Stored data:
================

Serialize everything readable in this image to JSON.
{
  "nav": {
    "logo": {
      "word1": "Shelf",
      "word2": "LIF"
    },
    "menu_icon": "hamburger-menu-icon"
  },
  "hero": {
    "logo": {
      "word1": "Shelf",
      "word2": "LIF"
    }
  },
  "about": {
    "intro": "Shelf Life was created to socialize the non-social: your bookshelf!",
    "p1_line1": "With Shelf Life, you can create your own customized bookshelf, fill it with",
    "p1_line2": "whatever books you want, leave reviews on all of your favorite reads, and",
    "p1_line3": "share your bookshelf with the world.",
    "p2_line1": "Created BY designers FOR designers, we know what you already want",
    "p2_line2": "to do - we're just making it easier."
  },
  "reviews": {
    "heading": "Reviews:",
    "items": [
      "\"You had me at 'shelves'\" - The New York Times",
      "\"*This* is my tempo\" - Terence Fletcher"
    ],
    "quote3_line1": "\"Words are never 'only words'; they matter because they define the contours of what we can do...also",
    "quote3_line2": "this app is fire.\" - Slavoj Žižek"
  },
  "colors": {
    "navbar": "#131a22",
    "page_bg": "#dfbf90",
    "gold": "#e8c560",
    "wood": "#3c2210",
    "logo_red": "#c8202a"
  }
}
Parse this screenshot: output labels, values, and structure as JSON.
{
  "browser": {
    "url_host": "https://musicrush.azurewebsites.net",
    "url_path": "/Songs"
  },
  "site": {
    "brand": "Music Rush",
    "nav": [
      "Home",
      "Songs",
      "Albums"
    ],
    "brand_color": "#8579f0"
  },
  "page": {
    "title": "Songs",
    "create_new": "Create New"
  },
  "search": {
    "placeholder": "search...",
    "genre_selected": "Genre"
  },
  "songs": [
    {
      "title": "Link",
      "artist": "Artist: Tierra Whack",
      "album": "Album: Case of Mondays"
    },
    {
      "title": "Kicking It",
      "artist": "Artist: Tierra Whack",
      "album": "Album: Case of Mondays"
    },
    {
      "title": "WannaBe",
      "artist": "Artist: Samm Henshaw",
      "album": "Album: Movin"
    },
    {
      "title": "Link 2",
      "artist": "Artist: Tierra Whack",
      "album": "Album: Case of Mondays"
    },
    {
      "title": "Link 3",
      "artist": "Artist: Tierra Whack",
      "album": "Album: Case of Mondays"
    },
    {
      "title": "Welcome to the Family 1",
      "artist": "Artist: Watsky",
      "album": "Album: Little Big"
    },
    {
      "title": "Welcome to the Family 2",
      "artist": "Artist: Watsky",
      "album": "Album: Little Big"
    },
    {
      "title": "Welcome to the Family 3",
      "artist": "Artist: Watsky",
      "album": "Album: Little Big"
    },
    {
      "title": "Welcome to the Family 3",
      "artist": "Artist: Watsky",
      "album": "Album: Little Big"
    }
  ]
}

================

_What you have to do_
Exactly as written, give the line containing "Parse this screenshot: output" and all remaining lines of the records.

_Exercise solution_
Parse this screenshot: output labels, values, and structure as JSON.
{
  "browser": {
    "url_host": "https://musicrush.azurewebsites.net",
    "url_path": "/Songs"
  },
  "site": {
    "brand": "Music Rush",
    "nav": [
      "Home",
      "Songs",
      "Albums"
    ],
    "brand_color": "#8579f0"
  },
  "page": {
    "title": "Songs",
    "create_new": "Create New"
  },
  "search": {
    "placeholder": "search...",
    "genre_selected": "Genre"
  },
  "songs": [
    {
      "title": "Link",
      "artist": "Artist: Tierra Whack",
      "album": "Album: Case of Mondays"
    },
    {
      "title": "Kicking It",
      "artist": "Artist: Tierra Whack",
      "album": "Album: Case of Mondays"
    },
    {
      "title": "WannaBe",
      "artist": "Artist: Samm Henshaw",
      "album": "Album: Movin"
    },
    {
      "title": "Link 2",
      "artist": "Artist: Tierra Whack",
      "album": "Album: Case of Mondays"
    },
    {
      "title": "Link 3",
      "artist": "Artist: Tierra Whack",
      "album": "Album: Case of Mondays"
    },
    {
      "title": "Welcome to the Family 1",
      "artist": "Artist: Watsky",
      "album": "Album: Little Big"
    },
    {
      "title": "Welcome to the Family 2",
      "artist": "Artist: Watsky",
      "album": "Album: Little Big"
    },
    {
      "title": "Welcome to the Family 3",
      "artist": "Artist: Watsky",
      "album": "Album: Little Big"
    },
    {
      "title": "Welcome to the Family 3",
      "artist": "Artist: Watsky",
      "album": "Album: Little Big"
    }
  ]
}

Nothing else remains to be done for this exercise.